## Start

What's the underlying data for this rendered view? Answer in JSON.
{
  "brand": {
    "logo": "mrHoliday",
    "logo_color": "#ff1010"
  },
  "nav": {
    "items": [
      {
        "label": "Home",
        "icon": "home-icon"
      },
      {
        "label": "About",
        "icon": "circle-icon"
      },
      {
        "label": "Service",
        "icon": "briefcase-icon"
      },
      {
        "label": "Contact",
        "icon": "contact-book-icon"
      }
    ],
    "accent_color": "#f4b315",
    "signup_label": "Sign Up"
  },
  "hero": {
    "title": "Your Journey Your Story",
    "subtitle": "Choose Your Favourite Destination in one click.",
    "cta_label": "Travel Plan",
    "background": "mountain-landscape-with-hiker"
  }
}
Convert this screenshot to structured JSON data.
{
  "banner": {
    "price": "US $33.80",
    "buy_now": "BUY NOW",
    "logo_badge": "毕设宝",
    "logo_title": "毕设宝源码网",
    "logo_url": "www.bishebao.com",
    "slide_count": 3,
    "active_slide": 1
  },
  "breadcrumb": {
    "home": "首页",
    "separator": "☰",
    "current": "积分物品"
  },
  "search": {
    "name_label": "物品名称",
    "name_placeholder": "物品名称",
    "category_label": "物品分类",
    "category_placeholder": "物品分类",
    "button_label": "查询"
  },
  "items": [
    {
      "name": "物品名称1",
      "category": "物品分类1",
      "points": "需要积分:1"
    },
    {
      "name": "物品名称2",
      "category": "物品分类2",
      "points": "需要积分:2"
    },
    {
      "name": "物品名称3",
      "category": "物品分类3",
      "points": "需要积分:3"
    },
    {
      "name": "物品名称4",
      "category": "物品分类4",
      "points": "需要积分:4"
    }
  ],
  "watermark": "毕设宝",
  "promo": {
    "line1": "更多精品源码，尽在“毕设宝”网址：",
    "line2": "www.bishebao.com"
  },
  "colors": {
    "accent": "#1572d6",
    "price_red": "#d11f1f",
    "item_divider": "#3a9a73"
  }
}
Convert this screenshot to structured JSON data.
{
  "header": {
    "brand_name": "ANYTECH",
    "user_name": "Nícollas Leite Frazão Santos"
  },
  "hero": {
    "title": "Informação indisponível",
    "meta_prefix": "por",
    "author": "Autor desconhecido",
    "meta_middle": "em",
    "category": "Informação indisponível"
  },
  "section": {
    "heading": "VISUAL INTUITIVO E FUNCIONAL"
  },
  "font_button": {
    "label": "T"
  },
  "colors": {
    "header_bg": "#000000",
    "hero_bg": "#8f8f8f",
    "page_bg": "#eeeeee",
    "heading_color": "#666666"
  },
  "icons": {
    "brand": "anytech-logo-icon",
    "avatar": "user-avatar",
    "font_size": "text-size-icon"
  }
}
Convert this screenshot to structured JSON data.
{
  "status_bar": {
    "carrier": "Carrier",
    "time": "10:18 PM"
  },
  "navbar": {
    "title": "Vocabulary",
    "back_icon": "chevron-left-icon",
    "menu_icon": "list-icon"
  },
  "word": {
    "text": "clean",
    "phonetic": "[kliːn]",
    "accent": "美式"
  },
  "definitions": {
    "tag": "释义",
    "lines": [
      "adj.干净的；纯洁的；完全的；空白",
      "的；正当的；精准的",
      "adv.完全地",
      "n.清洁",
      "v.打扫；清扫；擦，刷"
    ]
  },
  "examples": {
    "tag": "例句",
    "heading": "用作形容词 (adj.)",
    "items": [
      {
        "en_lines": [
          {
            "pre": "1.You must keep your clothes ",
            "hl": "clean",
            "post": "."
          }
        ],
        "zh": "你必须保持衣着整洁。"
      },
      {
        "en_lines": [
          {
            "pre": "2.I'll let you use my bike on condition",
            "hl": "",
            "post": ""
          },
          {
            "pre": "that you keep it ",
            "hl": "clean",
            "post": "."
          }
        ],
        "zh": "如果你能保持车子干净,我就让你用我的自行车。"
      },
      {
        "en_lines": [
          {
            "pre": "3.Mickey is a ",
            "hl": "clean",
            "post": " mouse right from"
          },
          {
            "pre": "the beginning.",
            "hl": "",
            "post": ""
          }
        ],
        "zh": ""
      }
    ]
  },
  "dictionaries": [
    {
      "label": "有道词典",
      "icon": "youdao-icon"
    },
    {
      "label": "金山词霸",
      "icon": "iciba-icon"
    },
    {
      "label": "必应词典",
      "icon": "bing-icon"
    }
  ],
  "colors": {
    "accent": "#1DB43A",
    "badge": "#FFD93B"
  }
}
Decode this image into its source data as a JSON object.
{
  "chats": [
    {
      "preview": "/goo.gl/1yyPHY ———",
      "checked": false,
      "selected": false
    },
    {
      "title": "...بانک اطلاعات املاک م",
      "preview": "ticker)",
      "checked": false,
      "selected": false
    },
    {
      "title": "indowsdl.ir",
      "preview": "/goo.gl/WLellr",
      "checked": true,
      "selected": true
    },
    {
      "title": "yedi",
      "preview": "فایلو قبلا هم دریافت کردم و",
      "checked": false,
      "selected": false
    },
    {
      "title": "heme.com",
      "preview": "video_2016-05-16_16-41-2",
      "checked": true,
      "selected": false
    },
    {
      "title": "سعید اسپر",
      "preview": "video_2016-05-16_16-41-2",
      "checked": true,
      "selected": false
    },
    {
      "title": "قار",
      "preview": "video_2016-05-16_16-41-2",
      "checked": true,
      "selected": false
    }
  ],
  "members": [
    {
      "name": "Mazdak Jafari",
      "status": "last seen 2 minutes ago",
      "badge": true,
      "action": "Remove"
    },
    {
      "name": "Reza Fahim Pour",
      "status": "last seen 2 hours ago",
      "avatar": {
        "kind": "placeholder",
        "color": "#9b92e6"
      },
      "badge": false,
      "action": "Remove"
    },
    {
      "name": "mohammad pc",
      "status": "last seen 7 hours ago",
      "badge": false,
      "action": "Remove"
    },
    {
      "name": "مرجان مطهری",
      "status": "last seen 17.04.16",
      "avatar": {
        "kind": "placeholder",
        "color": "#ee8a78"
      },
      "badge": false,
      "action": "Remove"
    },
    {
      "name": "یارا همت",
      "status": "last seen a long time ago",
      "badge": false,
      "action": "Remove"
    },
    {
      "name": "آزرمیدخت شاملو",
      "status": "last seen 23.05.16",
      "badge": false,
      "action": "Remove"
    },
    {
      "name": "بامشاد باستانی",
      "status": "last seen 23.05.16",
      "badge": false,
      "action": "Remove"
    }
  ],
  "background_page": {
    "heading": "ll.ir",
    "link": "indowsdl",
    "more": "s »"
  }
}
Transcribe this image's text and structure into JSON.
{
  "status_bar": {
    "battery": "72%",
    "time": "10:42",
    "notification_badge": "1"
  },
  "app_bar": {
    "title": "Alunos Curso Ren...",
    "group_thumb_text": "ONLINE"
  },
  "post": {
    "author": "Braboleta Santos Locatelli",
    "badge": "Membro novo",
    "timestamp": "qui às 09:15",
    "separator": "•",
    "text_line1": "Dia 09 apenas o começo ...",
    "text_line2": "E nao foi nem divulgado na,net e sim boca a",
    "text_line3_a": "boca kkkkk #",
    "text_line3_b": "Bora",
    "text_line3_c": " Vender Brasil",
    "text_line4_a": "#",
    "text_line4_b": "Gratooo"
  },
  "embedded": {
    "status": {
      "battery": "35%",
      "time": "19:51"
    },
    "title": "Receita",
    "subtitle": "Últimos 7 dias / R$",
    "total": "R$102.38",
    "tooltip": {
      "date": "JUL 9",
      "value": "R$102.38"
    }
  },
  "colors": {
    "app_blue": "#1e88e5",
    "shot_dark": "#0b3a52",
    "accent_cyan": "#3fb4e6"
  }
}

## End

**What is required**
Each of the records should be retyped exactly.

**Written answer**
What's the underlying data for this rendered view? Answer in JSON.
{
  "brand": {
    "logo": "mrHoliday",
    "logo_color": "#ff1010"
  },
  "nav": {
    "items": [
      {
        "label": "Home",
        "icon": "home-icon"
      },
      {
        "label": "About",
        "icon": "circle-icon"
      },
      {
        "label": "Service",
        "icon": "briefcase-icon"
      },
      {
        "label": "Contact",
        "icon": "contact-book-icon"
      }
    ],
    "accent_color": "#f4b315",
    "signup_label": "Sign Up"
  },
  "hero": {
    "title": "Your Journey Your Story",
    "subtitle": "Choose Your Favourite Destination in one click.",
    "cta_label": "Travel Plan",
    "background": "mountain-landscape-with-hiker"
  }
}
Convert this screenshot to structured JSON data.
{
  "banner": {
    "price": "US $33.80",
    "buy_now": "BUY NOW",
    "logo_badge": "毕设宝",
    "logo_title": "毕设宝源码网",
    "logo_url": "www.bishebao.com",
    "slide_count": 3,
    "active_slide": 1
  },
  "breadcrumb": {
    "home": "首页",
    "separator": "☰",
    "current": "积分物品"
  },
  "search": {
    "name_label": "物品名称",
    "name_placeholder": "物品名称",
    "category_label": "物品分类",
    "category_placeholder": "物品分类",
    "button_label": "查询"
  },
  "items": [
    {
      "name": "物品名称1",
      "category": "物品分类1",
      "points": "需要积分:1"
    },
    {
      "name": "物品名称2",
      "category": "物品分类2",
      "points": "需要积分:2"
    },
    {
      "name": "物品名称3",
      "category": "物品分类3",
      "points": "需要积分:3"
    },
    {
      "name": "物品名称4",
      "category": "物品分类4",
      "points": "需要积分:4"
    }
  ],
  "watermark": "毕设宝",
  "promo": {
    "line1": "更多精品源码，尽在“毕设宝”网址：",
    "line2": "www.bishebao.com"
  },
  "colors": {
    "accent": "#1572d6",
    "price_red": "#d11f1f",
    "item_divider": "#3a9a73"
  }
}
Convert this screenshot to structured JSON data.
{
  "header": {
    "brand_name": "ANYTECH",
    "user_name": "Nícollas Leite Frazão Santos"
  },
  "hero": {
    "title": "Informação indisponível",
    "meta_prefix": "por",
    "author": "Autor desconhecido",
    "meta_middle": "em",
    "category": "Informação indisponível"
  },
  "section": {
    "heading": "VISUAL INTUITIVO E FUNCIONAL"
  },
  "font_button": {
    "label": "T"
  },
  "colors": {
    "header_bg": "#000000",
    "hero_bg": "#8f8f8f",
    "page_bg": "#eeeeee",
    "heading_color": "#666666"
  },
  "icons": {
    "brand": "anytech-logo-icon",
    "avatar": "user-avatar",
    "font_size": "text-size-icon"
  }
}
Convert this screenshot to structured JSON data.
{
  "status_bar": {
    "carrier": "Carrier",
    "time": "10:18 PM"
  },
  "navbar": {
    "title": "Vocabulary",
    "back_icon": "chevron-left-icon",
    "menu_icon": "list-icon"
  },
  "word": {
    "text": "clean",
    "phonetic": "[kliːn]",
    "accent": "美式"
  },
  "definitions": {
    "tag": "释义",
    "lines": [
      "adj.干净的；纯洁的；完全的；空白",
      "的；正当的；精准的",
      "adv.完全地",
      "n.清洁",
      "v.打扫；清扫；擦，刷"
    ]
  },
  "examples": {
    "tag": "例句",
    "heading": "用作形容词 (adj.)",
    "items": [
      {
        "en_lines": [
          {
            "pre": "1.You must keep your clothes ",
            "hl": "clean",
            "post": "."
          }
        ],
        "zh": "你必须保持衣着整洁。"
      },
      {
        "en_lines": [
          {
            "pre": "2.I'll let you use my bike on condition",
            "hl": "",
            "post": ""
          },
          {
            "pre": "that you keep it ",
            "hl": "clean",
            "post": "."
          }
        ],
        "zh": "如果你能保持车子干净,我就让你用我的自行车。"
      },
      {
        "en_lines": [
          {
            "pre": "3.Mickey is a ",
            "hl": "clean",
            "post": " mouse right from"
          },
          {
            "pre": "the beginning.",
            "hl": "",
            "post": ""
          }
        ],
        "zh": ""
      }
    ]
  },
  "dictionaries": [
    {
      "label": "有道词典",
      "icon": "youdao-icon"
    },
    {
      "label": "金山词霸",
      "icon": "iciba-icon"
    },
    {
      "label": "必应词典",
      "icon": "bing-icon"
    }
  ],
  "colors": {
    "accent": "#1DB43A",
    "badge": "#FFD93B"
  }
}
Decode this image into its source data as a JSON object.
{
  "chats": [
    {
      "preview": "/goo.gl/1yyPHY ———",
      "checked": false,
      "selected": false
    },
    {
      "title": "...بانک اطلاعات املاک م",
      "preview": "ticker)",
      "checked": false,
      "selected": false
    },
    {
      "title": "indowsdl.ir",
      "preview": "/goo.gl/WLellr",
      "checked": true,
      "selected": true
    },
    {
      "title": "yedi",
      "preview": "فایلو قبلا هم دریافت کردم و",
      "checked": false,
      "selected": false
    },
    {
      "title": "heme.com",
      "preview": "video_2016-05-16_16-41-2",
      "checked": true,
      "selected": false
    },
    {
      "title": "سعید اسپر",
      "preview": "video_2016-05-16_16-41-2",
      "checked": true,
      "selected": false
    },
    {
      "title": "قار",
      "preview": "video_2016-05-16_16-41-2",
      "checked": true,
      "selected": false
    }
  ],
  "members": [
    {
      "name": "Mazdak Jafari",
      "status": "last seen 2 minutes ago",
      "badge": true,
      "action": "Remove"
    },
    {
      "name": "Reza Fahim Pour",
      "status": "last seen 2 hours ago",
      "avatar": {
        "kind": "placeholder",
        "color": "#9b92e6"
      },
      "badge": false,
      "action": "Remove"
    },
    {
      "name": "mohammad pc",
      "status": "last seen 7 hours ago",
      "badge": false,
      "action": "Remove"
    },
    {
      "name": "مرجان مطهری",
      "status": "last seen 17.04.16",
      "avatar": {
        "kind": "placeholder",
        "color": "#ee8a78"
      },
      "badge": false,
      "action": "Remove"
    },
    {
      "name": "یارا همت",
      "status": "last seen a long time ago",
      "badge": false,
      "action": "Remove"
    },
    {
      "name": "آزرمیدخت شاملو",
      "status": "last seen 23.05.16",
      "badge": false,
      "action": "Remove"
    },
    {
      "name": "بامشاد باستانی",
      "status": "last seen 23.05.16",
      "badge": false,
      "action": "Remove"
    }
  ],
  "background_page": {
    "heading": "ll.ir",
    "link": "indowsdl",
    "more": "s »"
  }
}
Transcribe this image's text and structure into JSON.
{
  "status_bar": {
    "battery": "72%",
    "time": "10:42",
    "notification_badge": "1"
  },
  "app_bar": {
    "title": "Alunos Curso Ren...",
    "group_thumb_text": "ONLINE"
  },
  "post": {
    "author": "Braboleta Santos Locatelli",
    "badge": "Membro novo",
    "timestamp": "qui às 09:15",
    "separator": "•",
    "text_line1": "Dia 09 apenas o começo ...",
    "text_line2": "E nao foi nem divulgado na,net e sim boca a",
    "text_line3_a": "boca kkkkk #",
    "text_line3_b": "Bora",
    "text_line3_c": " Vender Brasil",
    "text_line4_a": "#",
    "text_line4_b": "Gratooo"
  },
  "embedded": {
    "status": {
      "battery": "35%",
      "time": "19:51"
    },
    "title": "Receita",
    "subtitle": "Últimos 7 dias / R$",
    "total": "R$102.38",
    "tooltip": {
      "date": "JUL 9",
      "value": "R$102.38"
    }
  },
  "colors": {
    "app_blue": "#1e88e5",
    "shot_dark": "#0b3a52",
    "accent_cyan": "#3fb4e6"
  }
}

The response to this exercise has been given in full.